[Data]

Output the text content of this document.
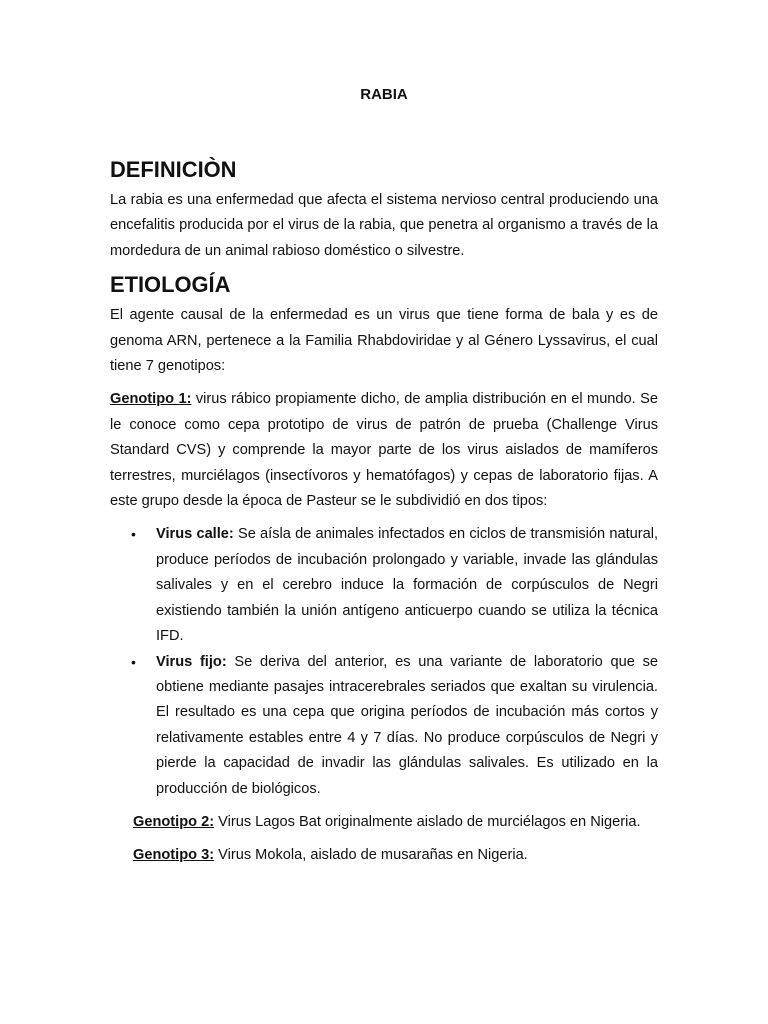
RABIA
DEFINICIÒN

La rabia es una enfermedad que afecta el sistema nervioso central produciendo una encefalitis producida por el virus de la rabia, que penetra al organismo a través de la mordedura de un animal rabioso doméstico o silvestre.

ETIOLOGÍA

El agente causal de la enfermedad es un virus que tiene forma de bala y es de genoma ARN, pertenece a la Familia Rhabdoviridae y al Género Lyssavirus, el cual tiene 7 genotipos:

Genotipo 1: virus rábico propiamente dicho, de amplia distribución en el mundo. Se le conoce como cepa prototipo de virus de patrón de prueba (Challenge Virus Standard CVS) y comprende la mayor parte de los virus aislados de mamíferos terrestres, murciélagos (insectívoros y hematófagos) y cepas de laboratorio fijas. A este grupo desde la época de Pasteur se le subdividió en dos tipos:

• Virus calle: Se aísla de animales infectados en ciclos de transmisión natural, produce períodos de incubación prolongado y variable, invade las glándulas salivales y en el cerebro induce la formación de corpúsculos de Negri existiendo también la unión antígeno anticuerpo cuando se utiliza la técnica IFD.
• Virus fijo: Se deriva del anterior, es una variante de laboratorio que se obtiene mediante pasajes intracerebrales seriados que exaltan su virulencia. El resultado es una cepa que origina períodos de incubación más cortos y relativamente estables entre 4 y 7 días. No produce corpúsculos de Negri y pierde la capacidad de invadir las glándulas salivales. Es utilizado en la producción de biológicos.

Genotipo 2: Virus Lagos Bat originalmente aislado de murciélagos en Nigeria.

Genotipo 3: Virus Mokola, aislado de musarañas en Nigeria.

[/Data]

> How to complete this task
What is wanted is a verbatim transcription of every record above, pictures excluded.

> Answer for this exercise
Output the text content of this document.
RABIA
DEFINICIÒN

La rabia es una enfermedad que afecta el sistema nervioso central produciendo una encefalitis producida por el virus de la rabia, que penetra al organismo a través de la mordedura de un animal rabioso doméstico o silvestre.

ETIOLOGÍA

El agente causal de la enfermedad es un virus que tiene forma de bala y es de genoma ARN, pertenece a la Familia Rhabdoviridae y al Género Lyssavirus, el cual tiene 7 genotipos:

Genotipo 1: virus rábico propiamente dicho, de amplia distribución en el mundo. Se le conoce como cepa prototipo de virus de patrón de prueba (Challenge Virus Standard CVS) y comprende la mayor parte de los virus aislados de mamíferos terrestres, murciélagos (insectívoros y hematófagos) y cepas de laboratorio fijas. A este grupo desde la época de Pasteur se le subdividió en dos tipos:

• Virus calle: Se aísla de animales infectados en ciclos de transmisión natural, produce períodos de incubación prolongado y variable, invade las glándulas salivales y en el cerebro induce la formación de corpúsculos de Negri existiendo también la unión antígeno anticuerpo cuando se utiliza la técnica IFD.
• Virus fijo: Se deriva del anterior, es una variante de laboratorio que se obtiene mediante pasajes intracerebrales seriados que exaltan su virulencia. El resultado es una cepa que origina períodos de incubación más cortos y relativamente estables entre 4 y 7 días. No produce corpúsculos de Negri y pierde la capacidad de invadir las glándulas salivales. Es utilizado en la producción de biológicos.

Genotipo 2: Virus Lagos Bat originalmente aislado de murciélagos en Nigeria.

Genotipo 3: Virus Mokola, aislado de musarañas en Nigeria.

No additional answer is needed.